# Written task
With the pictures omitted, write out the entries that follow exactly as they stand.
>> begin Given entries
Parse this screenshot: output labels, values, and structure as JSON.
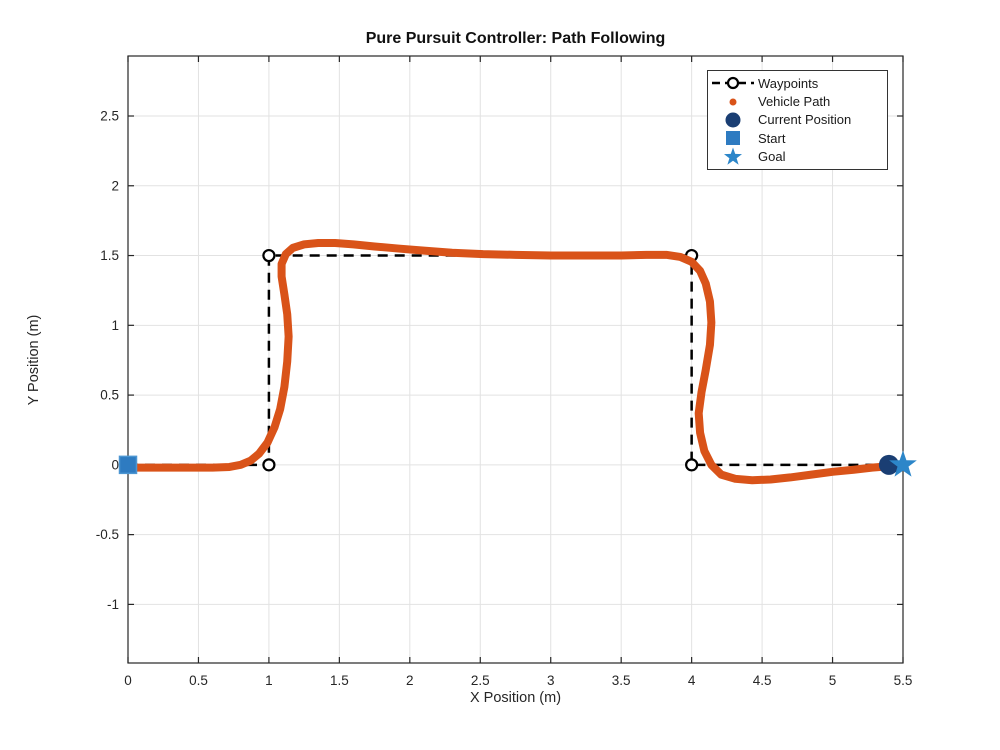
{
  "title": "Pure Pursuit Controller: Path Following",
  "chart_data": {
    "type": "line",
    "title": "Pure Pursuit Controller: Path Following",
    "xlabel": "X Position (m)",
    "ylabel": "Y Position (m)",
    "xlim": [
      0,
      5.5
    ],
    "ylim": [
      -1.42,
      2.93
    ],
    "xticks": [
      0,
      0.5,
      1,
      1.5,
      2,
      2.5,
      3,
      3.5,
      4,
      4.5,
      5,
      5.5
    ],
    "xtick_labels": [
      "0",
      "0.5",
      "1",
      "1.5",
      "2",
      "2.5",
      "3",
      "3.5",
      "4",
      "4.5",
      "5",
      "5.5"
    ],
    "yticks": [
      -1,
      -0.5,
      0,
      0.5,
      1,
      1.5,
      2,
      2.5
    ],
    "ytick_labels": [
      "-1",
      "-0.5",
      "0",
      "0.5",
      "1",
      "1.5",
      "2",
      "2.5"
    ],
    "grid": true,
    "style": {
      "grid_color": "#e2e2e2",
      "axis_color": "#262626",
      "background": "#ffffff"
    },
    "legend": {
      "position": "top-right",
      "entries": [
        {
          "label": "Waypoints",
          "marker": "dashed-line-circle",
          "color": "#000000"
        },
        {
          "label": "Vehicle Path",
          "marker": "dot",
          "color": "#d95319"
        },
        {
          "label": "Current Position",
          "marker": "filled-circle",
          "color": "#1a3e73"
        },
        {
          "label": "Start",
          "marker": "filled-square",
          "color": "#2e7bc1"
        },
        {
          "label": "Goal",
          "marker": "filled-star",
          "color": "#2c86c9"
        }
      ]
    },
    "series": [
      {
        "name": "Waypoints",
        "style": "dashed-line-open-circles",
        "color": "#000000",
        "points": [
          [
            0,
            0
          ],
          [
            1,
            0
          ],
          [
            1,
            1.5
          ],
          [
            4,
            1.5
          ],
          [
            4,
            0
          ],
          [
            5.5,
            0
          ]
        ]
      },
      {
        "name": "Vehicle Path",
        "style": "thick-dotted-line",
        "color": "#d95319",
        "points": [
          [
            0,
            -0.02
          ],
          [
            0.15,
            -0.02
          ],
          [
            0.3,
            -0.02
          ],
          [
            0.45,
            -0.02
          ],
          [
            0.6,
            -0.02
          ],
          [
            0.72,
            -0.015
          ],
          [
            0.8,
            0
          ],
          [
            0.87,
            0.03
          ],
          [
            0.93,
            0.08
          ],
          [
            0.99,
            0.16
          ],
          [
            1.04,
            0.27
          ],
          [
            1.08,
            0.4
          ],
          [
            1.11,
            0.56
          ],
          [
            1.13,
            0.74
          ],
          [
            1.14,
            0.92
          ],
          [
            1.13,
            1.08
          ],
          [
            1.11,
            1.22
          ],
          [
            1.09,
            1.35
          ],
          [
            1.09,
            1.44
          ],
          [
            1.12,
            1.51
          ],
          [
            1.17,
            1.555
          ],
          [
            1.25,
            1.58
          ],
          [
            1.35,
            1.59
          ],
          [
            1.47,
            1.59
          ],
          [
            1.6,
            1.58
          ],
          [
            1.75,
            1.565
          ],
          [
            1.92,
            1.55
          ],
          [
            2.1,
            1.535
          ],
          [
            2.3,
            1.52
          ],
          [
            2.52,
            1.51
          ],
          [
            2.75,
            1.505
          ],
          [
            3,
            1.5
          ],
          [
            3.25,
            1.5
          ],
          [
            3.5,
            1.5
          ],
          [
            3.68,
            1.505
          ],
          [
            3.82,
            1.505
          ],
          [
            3.92,
            1.49
          ],
          [
            4,
            1.455
          ],
          [
            4.06,
            1.39
          ],
          [
            4.1,
            1.3
          ],
          [
            4.13,
            1.17
          ],
          [
            4.14,
            1.02
          ],
          [
            4.13,
            0.86
          ],
          [
            4.1,
            0.68
          ],
          [
            4.07,
            0.52
          ],
          [
            4.05,
            0.37
          ],
          [
            4.06,
            0.23
          ],
          [
            4.09,
            0.1
          ],
          [
            4.14,
            0
          ],
          [
            4.21,
            -0.07
          ],
          [
            4.31,
            -0.1
          ],
          [
            4.43,
            -0.11
          ],
          [
            4.56,
            -0.105
          ],
          [
            4.7,
            -0.09
          ],
          [
            4.85,
            -0.07
          ],
          [
            5,
            -0.05
          ],
          [
            5.15,
            -0.035
          ],
          [
            5.28,
            -0.02
          ],
          [
            5.4,
            -0.01
          ]
        ]
      },
      {
        "name": "Current Position",
        "style": "marker-filled-circle",
        "color": "#1a3e73",
        "points": [
          [
            5.4,
            0
          ]
        ]
      },
      {
        "name": "Start",
        "style": "marker-filled-square",
        "color": "#2e7bc1",
        "edge_color": "#4c96d2",
        "points": [
          [
            0,
            0
          ]
        ]
      },
      {
        "name": "Goal",
        "style": "marker-filled-star",
        "color": "#2c86c9",
        "points": [
          [
            5.5,
            0
          ]
        ]
      }
    ]
  }
}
>> end Given entries
# Response to this exercise
Parse this screenshot: output labels, values, and structure as JSON.
{
  "title": "Pure Pursuit Controller: Path Following",
  "chart_data": {
    "type": "line",
    "title": "Pure Pursuit Controller: Path Following",
    "xlabel": "X Position (m)",
    "ylabel": "Y Position (m)",
    "xlim": [
      0,
      5.5
    ],
    "ylim": [
      -1.42,
      2.93
    ],
    "xticks": [
      0,
      0.5,
      1,
      1.5,
      2,
      2.5,
      3,
      3.5,
      4,
      4.5,
      5,
      5.5
    ],
    "xtick_labels": [
      "0",
      "0.5",
      "1",
      "1.5",
      "2",
      "2.5",
      "3",
      "3.5",
      "4",
      "4.5",
      "5",
      "5.5"
    ],
    "yticks": [
      -1,
      -0.5,
      0,
      0.5,
      1,
      1.5,
      2,
      2.5
    ],
    "ytick_labels": [
      "-1",
      "-0.5",
      "0",
      "0.5",
      "1",
      "1.5",
      "2",
      "2.5"
    ],
    "grid": true,
    "style": {
      "grid_color": "#e2e2e2",
      "axis_color": "#262626",
      "background": "#ffffff"
    },
    "legend": {
      "position": "top-right",
      "entries": [
        {
          "label": "Waypoints",
          "marker": "dashed-line-circle",
          "color": "#000000"
        },
        {
          "label": "Vehicle Path",
          "marker": "dot",
          "color": "#d95319"
        },
        {
          "label": "Current Position",
          "marker": "filled-circle",
          "color": "#1a3e73"
        },
        {
          "label": "Start",
          "marker": "filled-square",
          "color": "#2e7bc1"
        },
        {
          "label": "Goal",
          "marker": "filled-star",
          "color": "#2c86c9"
        }
      ]
    },
    "series": [
      {
        "name": "Waypoints",
        "style": "dashed-line-open-circles",
        "color": "#000000",
        "points": [
          [
            0,
            0
          ],
          [
            1,
            0
          ],
          [
            1,
            1.5
          ],
          [
            4,
            1.5
          ],
          [
            4,
            0
          ],
          [
            5.5,
            0
          ]
        ]
      },
      {
        "name": "Vehicle Path",
        "style": "thick-dotted-line",
        "color": "#d95319",
        "points": [
          [
            0,
            -0.02
          ],
          [
            0.15,
            -0.02
          ],
          [
            0.3,
            -0.02
          ],
          [
            0.45,
            -0.02
          ],
          [
            0.6,
            -0.02
          ],
          [
            0.72,
            -0.015
          ],
          [
            0.8,
            0
          ],
          [
            0.87,
            0.03
          ],
          [
            0.93,
            0.08
          ],
          [
            0.99,
            0.16
          ],
          [
            1.04,
            0.27
          ],
          [
            1.08,
            0.4
          ],
          [
            1.11,
            0.56
          ],
          [
            1.13,
            0.74
          ],
          [
            1.14,
            0.92
          ],
          [
            1.13,
            1.08
          ],
          [
            1.11,
            1.22
          ],
          [
            1.09,
            1.35
          ],
          [
            1.09,
            1.44
          ],
          [
            1.12,
            1.51
          ],
          [
            1.17,
            1.555
          ],
          [
            1.25,
            1.58
          ],
          [
            1.35,
            1.59
          ],
          [
            1.47,
            1.59
          ],
          [
            1.6,
            1.58
          ],
          [
            1.75,
            1.565
          ],
          [
            1.92,
            1.55
          ],
          [
            2.1,
            1.535
          ],
          [
            2.3,
            1.52
          ],
          [
            2.52,
            1.51
          ],
          [
            2.75,
            1.505
          ],
          [
            3,
            1.5
          ],
          [
            3.25,
            1.5
          ],
          [
            3.5,
            1.5
          ],
          [
            3.68,
            1.505
          ],
          [
            3.82,
            1.505
          ],
          [
            3.92,
            1.49
          ],
          [
            4,
            1.455
          ],
          [
            4.06,
            1.39
          ],
          [
            4.1,
            1.3
          ],
          [
            4.13,
            1.17
          ],
          [
            4.14,
            1.02
          ],
          [
            4.13,
            0.86
          ],
          [
            4.1,
            0.68
          ],
          [
            4.07,
            0.52
          ],
          [
            4.05,
            0.37
          ],
          [
            4.06,
            0.23
          ],
          [
            4.09,
            0.1
          ],
          [
            4.14,
            0
          ],
          [
            4.21,
            -0.07
          ],
          [
            4.31,
            -0.1
          ],
          [
            4.43,
            -0.11
          ],
          [
            4.56,
            -0.105
          ],
          [
            4.7,
            -0.09
          ],
          [
            4.85,
            -0.07
          ],
          [
            5,
            -0.05
          ],
          [
            5.15,
            -0.035
          ],
          [
            5.28,
            -0.02
          ],
          [
            5.4,
            -0.01
          ]
        ]
      },
      {
        "name": "Current Position",
        "style": "marker-filled-circle",
        "color": "#1a3e73",
        "points": [
          [
            5.4,
            0
          ]
        ]
      },
      {
        "name": "Start",
        "style": "marker-filled-square",
        "color": "#2e7bc1",
        "edge_color": "#4c96d2",
        "points": [
          [
            0,
            0
          ]
        ]
      },
      {
        "name": "Goal",
        "style": "marker-filled-star",
        "color": "#2c86c9",
        "points": [
          [
            5.5,
            0
          ]
        ]
      }
    ]
  }
}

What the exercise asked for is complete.